### Written request
Scan the records for the word "Output". Copy each line that includes it.

•••

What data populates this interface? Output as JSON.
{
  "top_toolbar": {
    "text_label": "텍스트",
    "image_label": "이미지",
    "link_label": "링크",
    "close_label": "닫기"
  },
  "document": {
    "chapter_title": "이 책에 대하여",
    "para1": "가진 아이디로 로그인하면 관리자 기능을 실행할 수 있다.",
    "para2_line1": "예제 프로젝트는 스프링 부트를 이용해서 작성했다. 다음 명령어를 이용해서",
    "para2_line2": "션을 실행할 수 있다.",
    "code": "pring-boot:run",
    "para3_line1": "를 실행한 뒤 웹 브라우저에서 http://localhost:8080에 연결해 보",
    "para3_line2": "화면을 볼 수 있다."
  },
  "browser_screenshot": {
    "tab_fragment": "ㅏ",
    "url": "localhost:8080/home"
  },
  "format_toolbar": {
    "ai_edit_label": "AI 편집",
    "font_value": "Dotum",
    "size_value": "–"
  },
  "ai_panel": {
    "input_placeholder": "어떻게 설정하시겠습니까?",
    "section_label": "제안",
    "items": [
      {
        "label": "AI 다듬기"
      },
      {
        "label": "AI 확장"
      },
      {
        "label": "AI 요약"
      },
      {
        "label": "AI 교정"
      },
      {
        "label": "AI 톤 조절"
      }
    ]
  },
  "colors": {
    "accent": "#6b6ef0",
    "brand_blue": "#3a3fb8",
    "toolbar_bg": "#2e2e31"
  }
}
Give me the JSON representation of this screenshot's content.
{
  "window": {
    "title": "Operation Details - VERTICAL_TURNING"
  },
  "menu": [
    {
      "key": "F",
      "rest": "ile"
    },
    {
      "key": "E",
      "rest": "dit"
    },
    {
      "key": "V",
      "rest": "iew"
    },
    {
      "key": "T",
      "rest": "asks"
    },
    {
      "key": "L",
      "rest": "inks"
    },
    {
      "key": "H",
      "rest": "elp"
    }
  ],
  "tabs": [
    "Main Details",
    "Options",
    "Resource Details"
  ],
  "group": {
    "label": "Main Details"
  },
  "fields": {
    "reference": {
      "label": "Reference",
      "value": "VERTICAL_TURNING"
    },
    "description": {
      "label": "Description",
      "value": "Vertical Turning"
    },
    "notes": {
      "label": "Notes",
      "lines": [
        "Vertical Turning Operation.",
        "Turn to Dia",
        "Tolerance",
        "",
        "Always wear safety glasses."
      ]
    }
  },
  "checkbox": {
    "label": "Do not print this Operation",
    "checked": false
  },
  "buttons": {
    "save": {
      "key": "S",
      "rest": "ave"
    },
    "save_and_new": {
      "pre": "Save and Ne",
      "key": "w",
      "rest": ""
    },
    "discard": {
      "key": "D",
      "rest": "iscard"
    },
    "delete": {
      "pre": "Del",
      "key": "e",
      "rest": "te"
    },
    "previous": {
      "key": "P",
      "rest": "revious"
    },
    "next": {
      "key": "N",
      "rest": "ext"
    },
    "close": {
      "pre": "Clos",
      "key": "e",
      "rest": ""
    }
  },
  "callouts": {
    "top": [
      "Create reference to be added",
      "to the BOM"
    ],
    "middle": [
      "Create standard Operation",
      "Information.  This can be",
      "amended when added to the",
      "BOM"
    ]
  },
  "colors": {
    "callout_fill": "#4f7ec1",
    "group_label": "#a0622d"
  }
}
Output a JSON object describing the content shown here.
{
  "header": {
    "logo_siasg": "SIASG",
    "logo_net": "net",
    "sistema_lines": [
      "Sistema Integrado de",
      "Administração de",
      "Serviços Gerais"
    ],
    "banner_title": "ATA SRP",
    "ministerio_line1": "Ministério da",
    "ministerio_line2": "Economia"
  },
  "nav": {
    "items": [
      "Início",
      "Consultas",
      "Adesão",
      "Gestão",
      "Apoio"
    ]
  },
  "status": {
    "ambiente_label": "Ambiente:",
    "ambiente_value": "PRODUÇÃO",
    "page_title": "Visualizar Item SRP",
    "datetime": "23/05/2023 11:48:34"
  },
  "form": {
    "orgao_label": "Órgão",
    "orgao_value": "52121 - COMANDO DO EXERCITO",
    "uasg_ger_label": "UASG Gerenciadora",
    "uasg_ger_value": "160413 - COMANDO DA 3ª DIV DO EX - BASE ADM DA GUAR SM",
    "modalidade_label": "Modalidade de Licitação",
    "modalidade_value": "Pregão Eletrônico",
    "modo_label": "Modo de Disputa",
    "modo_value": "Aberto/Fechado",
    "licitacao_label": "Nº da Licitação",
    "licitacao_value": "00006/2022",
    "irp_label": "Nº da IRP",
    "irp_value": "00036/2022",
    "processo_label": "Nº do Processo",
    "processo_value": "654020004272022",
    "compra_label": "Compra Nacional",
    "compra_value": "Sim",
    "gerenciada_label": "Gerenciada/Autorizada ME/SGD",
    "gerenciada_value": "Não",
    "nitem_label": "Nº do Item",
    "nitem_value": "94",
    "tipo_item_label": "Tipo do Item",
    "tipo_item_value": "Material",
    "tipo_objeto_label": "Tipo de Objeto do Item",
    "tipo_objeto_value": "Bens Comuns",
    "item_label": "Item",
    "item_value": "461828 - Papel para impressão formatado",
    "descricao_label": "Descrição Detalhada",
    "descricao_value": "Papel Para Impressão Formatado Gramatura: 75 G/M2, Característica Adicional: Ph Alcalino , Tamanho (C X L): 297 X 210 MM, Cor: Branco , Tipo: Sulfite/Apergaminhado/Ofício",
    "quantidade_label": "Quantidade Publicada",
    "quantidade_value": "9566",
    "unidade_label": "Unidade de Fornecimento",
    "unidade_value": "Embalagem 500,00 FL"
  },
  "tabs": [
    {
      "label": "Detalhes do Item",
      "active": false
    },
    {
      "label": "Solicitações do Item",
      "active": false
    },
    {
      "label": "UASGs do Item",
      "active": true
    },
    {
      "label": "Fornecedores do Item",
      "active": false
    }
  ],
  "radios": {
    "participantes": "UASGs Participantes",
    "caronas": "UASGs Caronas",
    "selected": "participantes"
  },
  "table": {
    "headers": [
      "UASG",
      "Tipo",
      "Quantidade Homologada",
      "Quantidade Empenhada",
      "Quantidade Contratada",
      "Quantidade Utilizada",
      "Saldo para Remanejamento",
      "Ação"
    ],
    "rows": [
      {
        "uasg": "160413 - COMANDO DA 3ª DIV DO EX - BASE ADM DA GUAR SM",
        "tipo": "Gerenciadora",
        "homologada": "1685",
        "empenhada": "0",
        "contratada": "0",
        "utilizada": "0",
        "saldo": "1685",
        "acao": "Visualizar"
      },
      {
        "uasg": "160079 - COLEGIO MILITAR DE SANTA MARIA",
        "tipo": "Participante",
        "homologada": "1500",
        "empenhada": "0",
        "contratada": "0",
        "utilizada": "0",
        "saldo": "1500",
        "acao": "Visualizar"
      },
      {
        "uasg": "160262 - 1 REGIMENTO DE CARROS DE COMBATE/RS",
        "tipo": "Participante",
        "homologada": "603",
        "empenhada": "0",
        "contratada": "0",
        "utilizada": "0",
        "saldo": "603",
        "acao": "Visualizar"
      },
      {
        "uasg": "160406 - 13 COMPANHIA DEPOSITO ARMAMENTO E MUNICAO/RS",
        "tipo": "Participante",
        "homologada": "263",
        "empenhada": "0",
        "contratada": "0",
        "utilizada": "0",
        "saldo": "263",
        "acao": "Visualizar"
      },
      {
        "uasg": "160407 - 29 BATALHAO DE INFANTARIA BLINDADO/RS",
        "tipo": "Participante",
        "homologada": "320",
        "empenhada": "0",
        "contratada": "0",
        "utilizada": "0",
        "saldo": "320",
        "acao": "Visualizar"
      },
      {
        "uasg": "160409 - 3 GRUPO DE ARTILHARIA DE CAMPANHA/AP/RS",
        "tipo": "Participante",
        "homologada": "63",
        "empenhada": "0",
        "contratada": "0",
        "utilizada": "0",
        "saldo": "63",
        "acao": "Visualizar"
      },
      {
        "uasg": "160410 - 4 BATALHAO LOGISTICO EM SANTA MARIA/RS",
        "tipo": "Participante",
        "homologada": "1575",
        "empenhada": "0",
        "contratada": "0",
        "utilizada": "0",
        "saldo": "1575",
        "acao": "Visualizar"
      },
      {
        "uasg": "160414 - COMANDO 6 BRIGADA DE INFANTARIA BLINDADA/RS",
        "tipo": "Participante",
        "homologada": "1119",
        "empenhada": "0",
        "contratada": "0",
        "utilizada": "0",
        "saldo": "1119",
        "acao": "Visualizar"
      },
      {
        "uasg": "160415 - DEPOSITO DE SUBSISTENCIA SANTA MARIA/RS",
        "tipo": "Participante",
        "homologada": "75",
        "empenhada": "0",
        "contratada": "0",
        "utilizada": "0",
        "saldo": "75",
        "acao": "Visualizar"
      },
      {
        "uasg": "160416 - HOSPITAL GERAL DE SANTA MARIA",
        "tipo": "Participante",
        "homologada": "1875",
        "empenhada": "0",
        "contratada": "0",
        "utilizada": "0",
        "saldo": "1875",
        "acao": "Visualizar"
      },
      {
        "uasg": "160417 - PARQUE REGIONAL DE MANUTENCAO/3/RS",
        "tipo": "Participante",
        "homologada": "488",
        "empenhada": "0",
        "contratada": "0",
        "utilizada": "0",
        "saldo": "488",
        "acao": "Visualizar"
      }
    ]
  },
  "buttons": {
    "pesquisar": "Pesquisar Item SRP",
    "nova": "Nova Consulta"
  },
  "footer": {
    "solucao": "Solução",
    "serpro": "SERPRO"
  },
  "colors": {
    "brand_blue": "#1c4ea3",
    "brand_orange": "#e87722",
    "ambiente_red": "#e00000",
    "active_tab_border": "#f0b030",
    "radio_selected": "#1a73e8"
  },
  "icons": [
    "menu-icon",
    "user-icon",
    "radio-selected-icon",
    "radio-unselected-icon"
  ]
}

•••

### Result of the task
What data populates this interface? Output as JSON.
Output a JSON object describing the content shown here.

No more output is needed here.